* **The task**
Count the lines below that contain the word "φορα", and reply with only that number.

* **Input material**
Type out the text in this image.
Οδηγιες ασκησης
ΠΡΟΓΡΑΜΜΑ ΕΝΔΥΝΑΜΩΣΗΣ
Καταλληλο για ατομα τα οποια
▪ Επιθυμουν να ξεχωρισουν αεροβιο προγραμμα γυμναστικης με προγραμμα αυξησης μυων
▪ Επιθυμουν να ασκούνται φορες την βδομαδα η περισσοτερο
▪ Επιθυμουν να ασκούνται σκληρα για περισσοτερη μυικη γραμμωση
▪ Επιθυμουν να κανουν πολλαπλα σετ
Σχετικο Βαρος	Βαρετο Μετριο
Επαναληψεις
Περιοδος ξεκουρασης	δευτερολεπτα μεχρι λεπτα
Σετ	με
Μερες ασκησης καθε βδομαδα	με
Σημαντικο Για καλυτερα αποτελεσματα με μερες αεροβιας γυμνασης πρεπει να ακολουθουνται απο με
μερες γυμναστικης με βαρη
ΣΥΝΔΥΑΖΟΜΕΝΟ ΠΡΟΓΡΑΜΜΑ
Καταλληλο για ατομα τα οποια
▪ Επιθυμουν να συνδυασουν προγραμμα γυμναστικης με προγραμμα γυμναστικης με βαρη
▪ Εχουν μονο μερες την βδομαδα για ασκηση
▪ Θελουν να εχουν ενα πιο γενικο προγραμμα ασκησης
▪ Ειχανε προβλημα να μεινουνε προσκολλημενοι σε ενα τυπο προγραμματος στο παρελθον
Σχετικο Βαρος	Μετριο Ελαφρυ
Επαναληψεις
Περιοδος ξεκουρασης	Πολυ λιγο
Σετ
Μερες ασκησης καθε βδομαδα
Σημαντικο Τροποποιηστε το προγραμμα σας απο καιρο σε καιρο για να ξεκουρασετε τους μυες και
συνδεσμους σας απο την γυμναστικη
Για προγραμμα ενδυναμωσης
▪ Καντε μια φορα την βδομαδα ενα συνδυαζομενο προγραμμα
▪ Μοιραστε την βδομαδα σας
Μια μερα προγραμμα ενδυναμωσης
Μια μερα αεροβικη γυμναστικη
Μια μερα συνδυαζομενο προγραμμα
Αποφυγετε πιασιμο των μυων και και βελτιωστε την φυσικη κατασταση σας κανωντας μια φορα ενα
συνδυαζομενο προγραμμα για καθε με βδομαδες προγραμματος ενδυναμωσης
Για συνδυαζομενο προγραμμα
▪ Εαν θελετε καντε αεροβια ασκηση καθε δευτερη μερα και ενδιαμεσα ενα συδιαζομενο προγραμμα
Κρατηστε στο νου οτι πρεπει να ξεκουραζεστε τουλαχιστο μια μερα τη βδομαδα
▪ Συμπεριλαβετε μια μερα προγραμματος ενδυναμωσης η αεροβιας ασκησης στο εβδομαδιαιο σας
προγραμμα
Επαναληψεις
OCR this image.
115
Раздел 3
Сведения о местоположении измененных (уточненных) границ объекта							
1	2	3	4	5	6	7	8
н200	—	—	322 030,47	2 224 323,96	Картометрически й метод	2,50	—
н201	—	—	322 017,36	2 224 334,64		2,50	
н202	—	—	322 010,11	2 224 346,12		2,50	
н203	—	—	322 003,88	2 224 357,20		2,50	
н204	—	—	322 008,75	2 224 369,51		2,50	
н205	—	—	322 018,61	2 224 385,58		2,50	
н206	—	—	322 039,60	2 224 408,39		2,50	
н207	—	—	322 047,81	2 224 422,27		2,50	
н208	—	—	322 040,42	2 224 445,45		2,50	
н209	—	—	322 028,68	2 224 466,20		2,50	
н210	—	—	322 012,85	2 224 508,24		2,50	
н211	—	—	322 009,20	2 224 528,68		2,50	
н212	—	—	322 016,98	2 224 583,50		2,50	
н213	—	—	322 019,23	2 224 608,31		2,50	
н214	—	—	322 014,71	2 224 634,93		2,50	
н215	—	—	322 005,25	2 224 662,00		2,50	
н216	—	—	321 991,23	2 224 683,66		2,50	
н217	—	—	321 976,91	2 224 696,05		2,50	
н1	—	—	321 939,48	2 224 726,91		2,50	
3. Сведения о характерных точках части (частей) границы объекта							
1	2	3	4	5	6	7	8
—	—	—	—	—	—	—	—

* **Response for this exercise**
2